▶ [Exercise task]:
Please write out the complete listing that follows, exactly as it reads.

▶ [Available records]:
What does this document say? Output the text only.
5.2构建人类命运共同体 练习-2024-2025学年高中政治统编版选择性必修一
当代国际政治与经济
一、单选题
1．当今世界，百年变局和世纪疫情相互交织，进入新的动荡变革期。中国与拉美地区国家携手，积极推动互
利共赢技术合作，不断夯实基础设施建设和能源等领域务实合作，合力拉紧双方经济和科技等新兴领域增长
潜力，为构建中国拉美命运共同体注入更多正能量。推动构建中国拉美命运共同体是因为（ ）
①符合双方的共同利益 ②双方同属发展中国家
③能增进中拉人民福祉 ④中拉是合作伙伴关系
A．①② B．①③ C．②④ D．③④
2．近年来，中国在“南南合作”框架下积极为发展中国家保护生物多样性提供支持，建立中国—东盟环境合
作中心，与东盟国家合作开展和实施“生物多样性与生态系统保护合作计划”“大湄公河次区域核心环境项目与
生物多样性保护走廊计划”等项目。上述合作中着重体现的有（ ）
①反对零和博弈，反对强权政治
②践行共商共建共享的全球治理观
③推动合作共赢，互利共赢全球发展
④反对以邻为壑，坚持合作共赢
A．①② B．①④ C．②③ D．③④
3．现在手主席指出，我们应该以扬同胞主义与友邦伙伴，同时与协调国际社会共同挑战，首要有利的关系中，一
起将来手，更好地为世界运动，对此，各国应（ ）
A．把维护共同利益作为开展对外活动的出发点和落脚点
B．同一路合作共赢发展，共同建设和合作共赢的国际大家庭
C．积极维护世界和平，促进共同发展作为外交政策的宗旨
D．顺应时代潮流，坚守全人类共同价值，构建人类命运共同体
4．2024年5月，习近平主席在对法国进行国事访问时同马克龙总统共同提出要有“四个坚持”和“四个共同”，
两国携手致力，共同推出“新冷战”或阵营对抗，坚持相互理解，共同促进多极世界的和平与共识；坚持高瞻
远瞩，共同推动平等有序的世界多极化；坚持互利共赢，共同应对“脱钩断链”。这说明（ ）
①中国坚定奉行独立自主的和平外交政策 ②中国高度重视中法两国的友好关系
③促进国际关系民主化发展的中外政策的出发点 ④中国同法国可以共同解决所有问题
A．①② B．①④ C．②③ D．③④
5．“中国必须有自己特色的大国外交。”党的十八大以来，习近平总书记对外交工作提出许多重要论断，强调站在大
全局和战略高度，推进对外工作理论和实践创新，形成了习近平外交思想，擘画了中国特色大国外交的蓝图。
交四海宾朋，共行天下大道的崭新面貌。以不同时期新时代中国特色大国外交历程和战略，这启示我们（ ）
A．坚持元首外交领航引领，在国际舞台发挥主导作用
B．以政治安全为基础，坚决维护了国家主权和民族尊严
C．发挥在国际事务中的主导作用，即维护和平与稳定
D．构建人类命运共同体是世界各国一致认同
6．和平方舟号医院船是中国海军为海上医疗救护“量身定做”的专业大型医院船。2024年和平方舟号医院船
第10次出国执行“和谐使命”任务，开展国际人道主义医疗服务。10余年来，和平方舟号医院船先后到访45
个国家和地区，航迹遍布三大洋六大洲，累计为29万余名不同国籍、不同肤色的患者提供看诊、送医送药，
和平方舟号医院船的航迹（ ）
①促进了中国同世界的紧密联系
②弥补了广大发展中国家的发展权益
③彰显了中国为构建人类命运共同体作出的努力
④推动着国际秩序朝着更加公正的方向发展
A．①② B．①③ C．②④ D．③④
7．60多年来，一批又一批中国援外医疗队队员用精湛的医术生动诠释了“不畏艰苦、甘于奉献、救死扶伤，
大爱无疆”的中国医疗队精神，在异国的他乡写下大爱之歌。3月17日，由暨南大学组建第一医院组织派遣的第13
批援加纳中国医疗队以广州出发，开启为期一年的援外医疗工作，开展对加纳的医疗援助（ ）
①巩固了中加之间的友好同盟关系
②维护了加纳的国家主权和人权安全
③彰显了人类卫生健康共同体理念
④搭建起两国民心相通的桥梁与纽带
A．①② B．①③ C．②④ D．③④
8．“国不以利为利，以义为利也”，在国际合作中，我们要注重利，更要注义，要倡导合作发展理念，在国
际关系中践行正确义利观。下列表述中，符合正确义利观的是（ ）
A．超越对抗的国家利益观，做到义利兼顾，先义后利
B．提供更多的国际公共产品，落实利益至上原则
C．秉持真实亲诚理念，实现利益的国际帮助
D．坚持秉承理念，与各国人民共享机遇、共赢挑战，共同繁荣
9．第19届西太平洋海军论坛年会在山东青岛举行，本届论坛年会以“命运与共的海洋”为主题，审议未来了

▶ [Task result]:
What does this document say? Output the text only.
5.2构建人类命运共同体 练习-2024-2025学年高中政治统编版选择性必修一
当代国际政治与经济
一、单选题
1．当今世界，百年变局和世纪疫情相互交织，进入新的动荡变革期。中国与拉美地区国家携手，积极推动互
利共赢技术合作，不断夯实基础设施建设和能源等领域务实合作，合力拉紧双方经济和科技等新兴领域增长
潜力，为构建中国拉美命运共同体注入更多正能量。推动构建中国拉美命运共同体是因为（ ）
①符合双方的共同利益 ②双方同属发展中国家
③能增进中拉人民福祉 ④中拉是合作伙伴关系
A．①② B．①③ C．②④ D．③④
2．近年来，中国在“南南合作”框架下积极为发展中国家保护生物多样性提供支持，建立中国—东盟环境合
作中心，与东盟国家合作开展和实施“生物多样性与生态系统保护合作计划”“大湄公河次区域核心环境项目与
生物多样性保护走廊计划”等项目。上述合作中着重体现的有（ ）
①反对零和博弈，反对强权政治
②践行共商共建共享的全球治理观
③推动合作共赢，互利共赢全球发展
④反对以邻为壑，坚持合作共赢
A．①② B．①④ C．②③ D．③④
3．现在手主席指出，我们应该以扬同胞主义与友邦伙伴，同时与协调国际社会共同挑战，首要有利的关系中，一
起将来手，更好地为世界运动，对此，各国应（ ）
A．把维护共同利益作为开展对外活动的出发点和落脚点
B．同一路合作共赢发展，共同建设和合作共赢的国际大家庭
C．积极维护世界和平，促进共同发展作为外交政策的宗旨
D．顺应时代潮流，坚守全人类共同价值，构建人类命运共同体
4．2024年5月，习近平主席在对法国进行国事访问时同马克龙总统共同提出要有“四个坚持”和“四个共同”，
两国携手致力，共同推出“新冷战”或阵营对抗，坚持相互理解，共同促进多极世界的和平与共识；坚持高瞻
远瞩，共同推动平等有序的世界多极化；坚持互利共赢，共同应对“脱钩断链”。这说明（ ）
①中国坚定奉行独立自主的和平外交政策 ②中国高度重视中法两国的友好关系
③促进国际关系民主化发展的中外政策的出发点 ④中国同法国可以共同解决所有问题
A．①② B．①④ C．②③ D．③④
5．“中国必须有自己特色的大国外交。”党的十八大以来，习近平总书记对外交工作提出许多重要论断，强调站在大
全局和战略高度，推进对外工作理论和实践创新，形成了习近平外交思想，擘画了中国特色大国外交的蓝图。
交四海宾朋，共行天下大道的崭新面貌。以不同时期新时代中国特色大国外交历程和战略，这启示我们（ ）
A．坚持元首外交领航引领，在国际舞台发挥主导作用
B．以政治安全为基础，坚决维护了国家主权和民族尊严
C．发挥在国际事务中的主导作用，即维护和平与稳定
D．构建人类命运共同体是世界各国一致认同
6．和平方舟号医院船是中国海军为海上医疗救护“量身定做”的专业大型医院船。2024年和平方舟号医院船
第10次出国执行“和谐使命”任务，开展国际人道主义医疗服务。10余年来，和平方舟号医院船先后到访45
个国家和地区，航迹遍布三大洋六大洲，累计为29万余名不同国籍、不同肤色的患者提供看诊、送医送药，
和平方舟号医院船的航迹（ ）
①促进了中国同世界的紧密联系
②弥补了广大发展中国家的发展权益
③彰显了中国为构建人类命运共同体作出的努力
④推动着国际秩序朝着更加公正的方向发展
A．①② B．①③ C．②④ D．③④
7．60多年来，一批又一批中国援外医疗队队员用精湛的医术生动诠释了“不畏艰苦、甘于奉献、救死扶伤，
大爱无疆”的中国医疗队精神，在异国的他乡写下大爱之歌。3月17日，由暨南大学组建第一医院组织派遣的第13
批援加纳中国医疗队以广州出发，开启为期一年的援外医疗工作，开展对加纳的医疗援助（ ）
①巩固了中加之间的友好同盟关系
②维护了加纳的国家主权和人权安全
③彰显了人类卫生健康共同体理念
④搭建起两国民心相通的桥梁与纽带
A．①② B．①③ C．②④ D．③④
8．“国不以利为利，以义为利也”，在国际合作中，我们要注重利，更要注义，要倡导合作发展理念，在国
际关系中践行正确义利观。下列表述中，符合正确义利观的是（ ）
A．超越对抗的国家利益观，做到义利兼顾，先义后利
B．提供更多的国际公共产品，落实利益至上原则
C．秉持真实亲诚理念，实现利益的国际帮助
D．坚持秉承理念，与各国人民共享机遇、共赢挑战，共同繁荣
9．第19届西太平洋海军论坛年会在山东青岛举行，本届论坛年会以“命运与共的海洋”为主题，审议未来了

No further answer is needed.